* _TEXT PROVIDED_:
Pacific, Atlantic revving up for prime time hurricane season

Weather

The tropics are suddenly coming alive–in both the eastern Pacific and the tropical Atlantic.

This has been expected for some time. We are heading toward “prime time” in the hurricane season.

The satellite presentation of Hurricane Genevieve off the west coast off Mexico is stunning–symmetrical with a perfectly form eye and still undergoing intensification. Tropical cyclones in that region of the eastern Pacific usually are. Rapid intensification occurs there over warm ocean waters.

Its sustained winds are at 130 mph and National Hurricane Center forecasters are taking them up to 150 mph over the coming 24 hours.

But Genevieve’s northwesterly movement is to take it over colder ocean waters, a move which will quickly sap its energy.

Still, Genevieve is delivering high surf and rain to sections of the Mexican coast.
CIMSS research Scott Bachmeier at the University of Wisconsin posts these close-up satellite animations of Genevieve–both visible and color-ehanced infrared.

Meantime, two tropical disturbances are being closely monitored in the Atlantic by the National Hurricane Center (NHC).

One of them, situated north of the South American coast, is to move into a more favorable environment as it drifts into the northwestern Caribbean later this week and is given a 60% chance of development.

* _SET PROBLEM A_:
Answer these questions from the hurricane text:
(i) What sustained wind speed does Hurricane Genevieve have?
(ii) How many tropical disturbances is the National Hurricane Center monitoring in the Atlantic?
(iii) What chance of development is given to the disturbance north of the South American coast?
The entries that follow have no connection to the hurricane text above.

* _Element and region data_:
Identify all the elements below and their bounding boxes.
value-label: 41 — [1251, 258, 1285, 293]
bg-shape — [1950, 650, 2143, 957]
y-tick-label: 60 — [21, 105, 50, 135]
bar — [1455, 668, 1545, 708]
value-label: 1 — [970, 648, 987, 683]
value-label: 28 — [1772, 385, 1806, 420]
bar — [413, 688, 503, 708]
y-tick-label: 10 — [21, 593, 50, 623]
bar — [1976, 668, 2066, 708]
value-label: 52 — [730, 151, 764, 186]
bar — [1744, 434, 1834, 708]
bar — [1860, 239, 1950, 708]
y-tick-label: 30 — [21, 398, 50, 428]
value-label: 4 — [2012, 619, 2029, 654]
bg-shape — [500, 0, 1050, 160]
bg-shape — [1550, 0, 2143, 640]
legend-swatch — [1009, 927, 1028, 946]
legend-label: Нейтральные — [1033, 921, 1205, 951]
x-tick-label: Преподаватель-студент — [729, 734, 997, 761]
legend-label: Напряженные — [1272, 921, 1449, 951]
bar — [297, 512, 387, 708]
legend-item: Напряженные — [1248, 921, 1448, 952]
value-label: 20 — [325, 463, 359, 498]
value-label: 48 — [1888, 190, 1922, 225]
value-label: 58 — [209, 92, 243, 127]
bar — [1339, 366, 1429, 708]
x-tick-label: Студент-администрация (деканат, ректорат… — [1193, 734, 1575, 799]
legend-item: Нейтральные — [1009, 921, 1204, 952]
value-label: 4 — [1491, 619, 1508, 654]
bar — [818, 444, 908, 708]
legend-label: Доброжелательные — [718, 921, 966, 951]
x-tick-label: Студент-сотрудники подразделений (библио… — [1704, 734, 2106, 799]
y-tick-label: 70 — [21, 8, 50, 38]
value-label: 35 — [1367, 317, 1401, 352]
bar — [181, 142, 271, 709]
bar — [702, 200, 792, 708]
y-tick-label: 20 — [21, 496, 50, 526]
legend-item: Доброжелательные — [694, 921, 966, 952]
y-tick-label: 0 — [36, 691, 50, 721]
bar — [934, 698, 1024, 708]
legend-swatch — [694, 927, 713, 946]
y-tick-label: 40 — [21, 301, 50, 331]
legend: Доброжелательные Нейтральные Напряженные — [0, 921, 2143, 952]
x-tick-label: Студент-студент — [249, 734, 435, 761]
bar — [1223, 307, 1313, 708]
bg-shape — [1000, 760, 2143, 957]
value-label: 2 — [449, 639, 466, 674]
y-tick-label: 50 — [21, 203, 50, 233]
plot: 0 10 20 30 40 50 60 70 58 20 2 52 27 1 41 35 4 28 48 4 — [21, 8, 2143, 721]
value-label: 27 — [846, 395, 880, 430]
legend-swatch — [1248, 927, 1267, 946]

* _SET PROBLEM B_: Rewrite all the entries with every "value-label" changed to "data-label", leaving everything else the same.

* _RESPONSE A_:
(i) 130 mph
(ii) Two
(iii) 60%

* _RESPONSE B_:
Identify all the elements below and their bounding boxes.
data-label: 41 — [1251, 258, 1285, 293]
bg-shape — [1950, 650, 2143, 957]
y-tick-label: 60 — [21, 105, 50, 135]
bar — [1455, 668, 1545, 708]
data-label: 1 — [970, 648, 987, 683]
data-label: 28 — [1772, 385, 1806, 420]
bar — [413, 688, 503, 708]
y-tick-label: 10 — [21, 593, 50, 623]
bar — [1976, 668, 2066, 708]
data-label: 52 — [730, 151, 764, 186]
bar — [1744, 434, 1834, 708]
bar — [1860, 239, 1950, 708]
y-tick-label: 30 — [21, 398, 50, 428]
data-label: 4 — [2012, 619, 2029, 654]
bg-shape — [500, 0, 1050, 160]
bg-shape — [1550, 0, 2143, 640]
legend-swatch — [1009, 927, 1028, 946]
legend-label: Нейтральные — [1033, 921, 1205, 951]
x-tick-label: Преподаватель-студент — [729, 734, 997, 761]
legend-label: Напряженные — [1272, 921, 1449, 951]
bar — [297, 512, 387, 708]
legend-item: Напряженные — [1248, 921, 1448, 952]
data-label: 20 — [325, 463, 359, 498]
data-label: 48 — [1888, 190, 1922, 225]
data-label: 58 — [209, 92, 243, 127]
bar — [1339, 366, 1429, 708]
x-tick-label: Студент-администрация (деканат, ректорат… — [1193, 734, 1575, 799]
legend-item: Нейтральные — [1009, 921, 1204, 952]
data-label: 4 — [1491, 619, 1508, 654]
bar — [818, 444, 908, 708]
legend-label: Доброжелательные — [718, 921, 966, 951]
x-tick-label: Студент-сотрудники подразделений (библио… — [1704, 734, 2106, 799]
y-tick-label: 70 — [21, 8, 50, 38]
data-label: 35 — [1367, 317, 1401, 352]
bar — [181, 142, 271, 709]
bar — [702, 200, 792, 708]
y-tick-label: 20 — [21, 496, 50, 526]
legend-item: Доброжелательные — [694, 921, 966, 952]
y-tick-label: 0 — [36, 691, 50, 721]
bar — [934, 698, 1024, 708]
legend-swatch — [694, 927, 713, 946]
y-tick-label: 40 — [21, 301, 50, 331]
legend: Доброжелательные Нейтральные Напряженные — [0, 921, 2143, 952]
x-tick-label: Студент-студент — [249, 734, 435, 761]
bar — [1223, 307, 1313, 708]
bg-shape — [1000, 760, 2143, 957]
data-label: 2 — [449, 639, 466, 674]
y-tick-label: 50 — [21, 203, 50, 233]
plot: 0 10 20 30 40 50 60 70 58 20 2 52 27 1 41 35 4 28 48 4 — [21, 8, 2143, 721]
data-label: 27 — [846, 395, 880, 430]
legend-swatch — [1248, 927, 1267, 946]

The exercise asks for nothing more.